Find each line containing the string "this". Copy it.

Source data
☆ ☆ ☆ ☆ ☆ ☆ ☆
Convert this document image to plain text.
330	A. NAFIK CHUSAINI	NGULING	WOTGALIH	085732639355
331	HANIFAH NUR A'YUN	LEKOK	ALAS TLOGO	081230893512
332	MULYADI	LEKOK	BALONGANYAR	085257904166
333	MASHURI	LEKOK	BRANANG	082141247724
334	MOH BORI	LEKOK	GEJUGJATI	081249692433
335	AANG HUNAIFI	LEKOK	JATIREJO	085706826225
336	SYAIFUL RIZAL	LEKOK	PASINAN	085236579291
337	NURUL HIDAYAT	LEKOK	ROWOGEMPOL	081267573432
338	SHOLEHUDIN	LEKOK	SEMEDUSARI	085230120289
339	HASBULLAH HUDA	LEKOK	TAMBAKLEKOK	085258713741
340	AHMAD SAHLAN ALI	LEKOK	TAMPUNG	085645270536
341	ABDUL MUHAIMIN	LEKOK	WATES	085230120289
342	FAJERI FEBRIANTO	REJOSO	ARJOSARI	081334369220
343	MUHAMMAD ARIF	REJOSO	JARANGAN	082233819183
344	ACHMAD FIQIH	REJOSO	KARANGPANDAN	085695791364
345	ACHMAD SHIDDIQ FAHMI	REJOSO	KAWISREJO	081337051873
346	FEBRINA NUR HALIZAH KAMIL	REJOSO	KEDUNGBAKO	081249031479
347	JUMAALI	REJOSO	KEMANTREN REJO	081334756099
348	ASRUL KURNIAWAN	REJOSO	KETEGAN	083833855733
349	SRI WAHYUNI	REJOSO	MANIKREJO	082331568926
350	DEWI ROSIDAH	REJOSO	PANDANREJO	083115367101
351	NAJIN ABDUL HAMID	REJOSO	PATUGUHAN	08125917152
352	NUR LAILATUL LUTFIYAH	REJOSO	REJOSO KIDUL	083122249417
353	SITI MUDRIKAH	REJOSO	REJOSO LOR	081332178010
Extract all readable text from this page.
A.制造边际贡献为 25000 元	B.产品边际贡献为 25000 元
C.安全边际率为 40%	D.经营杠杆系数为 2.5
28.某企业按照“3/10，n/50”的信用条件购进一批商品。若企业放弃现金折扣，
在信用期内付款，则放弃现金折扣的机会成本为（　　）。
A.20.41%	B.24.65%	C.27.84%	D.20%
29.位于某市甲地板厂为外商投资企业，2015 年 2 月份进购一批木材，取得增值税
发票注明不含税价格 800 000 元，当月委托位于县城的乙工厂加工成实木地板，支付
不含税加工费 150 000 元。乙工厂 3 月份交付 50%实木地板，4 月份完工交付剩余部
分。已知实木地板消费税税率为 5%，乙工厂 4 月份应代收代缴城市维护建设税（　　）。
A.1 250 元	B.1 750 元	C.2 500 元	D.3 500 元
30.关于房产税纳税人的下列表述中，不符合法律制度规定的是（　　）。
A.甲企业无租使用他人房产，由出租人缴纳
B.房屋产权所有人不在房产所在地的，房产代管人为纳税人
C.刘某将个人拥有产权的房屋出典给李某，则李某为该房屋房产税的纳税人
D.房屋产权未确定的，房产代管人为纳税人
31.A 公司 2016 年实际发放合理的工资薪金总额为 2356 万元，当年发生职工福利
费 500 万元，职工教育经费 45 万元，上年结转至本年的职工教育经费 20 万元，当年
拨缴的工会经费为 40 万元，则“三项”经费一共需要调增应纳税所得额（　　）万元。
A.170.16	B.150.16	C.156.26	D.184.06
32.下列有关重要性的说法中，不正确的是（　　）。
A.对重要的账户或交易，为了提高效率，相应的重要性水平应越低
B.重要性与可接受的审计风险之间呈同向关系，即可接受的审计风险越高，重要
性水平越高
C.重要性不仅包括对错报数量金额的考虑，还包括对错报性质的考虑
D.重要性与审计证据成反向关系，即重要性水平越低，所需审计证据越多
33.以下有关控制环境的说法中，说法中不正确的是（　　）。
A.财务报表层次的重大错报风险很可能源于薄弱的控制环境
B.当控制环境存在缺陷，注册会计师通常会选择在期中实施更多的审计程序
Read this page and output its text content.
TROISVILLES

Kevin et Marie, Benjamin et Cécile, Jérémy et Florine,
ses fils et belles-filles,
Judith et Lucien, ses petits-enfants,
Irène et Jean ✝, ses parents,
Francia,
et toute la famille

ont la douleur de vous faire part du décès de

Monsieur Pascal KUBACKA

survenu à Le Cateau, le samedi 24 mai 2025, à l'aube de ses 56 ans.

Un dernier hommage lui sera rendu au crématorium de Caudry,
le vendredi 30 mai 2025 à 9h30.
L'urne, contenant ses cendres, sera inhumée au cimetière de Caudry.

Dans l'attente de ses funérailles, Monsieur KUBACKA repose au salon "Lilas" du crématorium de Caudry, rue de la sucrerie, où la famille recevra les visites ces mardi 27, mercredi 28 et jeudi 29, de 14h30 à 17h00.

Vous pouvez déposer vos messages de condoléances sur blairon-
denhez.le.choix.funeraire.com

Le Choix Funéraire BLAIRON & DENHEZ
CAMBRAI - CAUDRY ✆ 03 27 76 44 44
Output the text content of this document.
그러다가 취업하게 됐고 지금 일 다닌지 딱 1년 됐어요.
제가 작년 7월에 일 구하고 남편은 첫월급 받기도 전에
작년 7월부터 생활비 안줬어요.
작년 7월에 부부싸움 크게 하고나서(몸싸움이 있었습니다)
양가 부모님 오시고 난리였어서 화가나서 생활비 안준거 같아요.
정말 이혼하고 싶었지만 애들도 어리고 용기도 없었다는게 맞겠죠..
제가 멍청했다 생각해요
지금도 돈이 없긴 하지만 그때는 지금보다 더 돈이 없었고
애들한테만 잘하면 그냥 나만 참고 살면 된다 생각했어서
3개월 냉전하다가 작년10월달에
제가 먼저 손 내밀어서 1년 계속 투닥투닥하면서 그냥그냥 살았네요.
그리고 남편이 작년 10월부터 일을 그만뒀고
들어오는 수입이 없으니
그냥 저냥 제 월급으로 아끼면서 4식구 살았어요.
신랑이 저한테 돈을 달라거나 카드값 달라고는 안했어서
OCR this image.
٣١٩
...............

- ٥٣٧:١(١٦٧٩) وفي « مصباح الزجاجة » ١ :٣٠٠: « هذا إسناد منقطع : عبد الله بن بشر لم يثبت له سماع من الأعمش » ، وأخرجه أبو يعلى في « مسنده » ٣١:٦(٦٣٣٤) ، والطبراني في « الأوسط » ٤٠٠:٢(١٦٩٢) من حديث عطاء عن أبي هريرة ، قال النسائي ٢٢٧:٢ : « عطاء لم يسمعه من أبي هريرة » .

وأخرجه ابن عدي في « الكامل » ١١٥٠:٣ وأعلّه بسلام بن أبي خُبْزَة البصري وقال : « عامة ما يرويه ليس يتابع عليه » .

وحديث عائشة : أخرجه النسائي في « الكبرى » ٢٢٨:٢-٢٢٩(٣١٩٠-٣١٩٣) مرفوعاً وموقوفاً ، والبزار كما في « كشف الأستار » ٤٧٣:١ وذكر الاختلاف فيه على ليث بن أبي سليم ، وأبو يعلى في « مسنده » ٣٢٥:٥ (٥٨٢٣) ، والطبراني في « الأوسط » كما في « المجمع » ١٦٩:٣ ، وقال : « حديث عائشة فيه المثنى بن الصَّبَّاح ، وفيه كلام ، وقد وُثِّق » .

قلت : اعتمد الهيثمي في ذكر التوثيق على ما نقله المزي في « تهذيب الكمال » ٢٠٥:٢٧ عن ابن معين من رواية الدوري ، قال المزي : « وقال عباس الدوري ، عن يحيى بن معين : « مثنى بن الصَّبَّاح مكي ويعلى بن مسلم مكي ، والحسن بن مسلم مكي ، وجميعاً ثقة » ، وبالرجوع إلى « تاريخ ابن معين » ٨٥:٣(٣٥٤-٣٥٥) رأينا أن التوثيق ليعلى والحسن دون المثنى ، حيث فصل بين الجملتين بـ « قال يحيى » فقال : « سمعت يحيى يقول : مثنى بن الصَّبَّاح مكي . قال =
☆ ☆ ☆ ☆ ☆ ☆ ☆
Correct result
Convert this document image to plain text.
Extract all readable text from this page.
Read this page and output its text content.
Output the text content of this document.
OCR this image.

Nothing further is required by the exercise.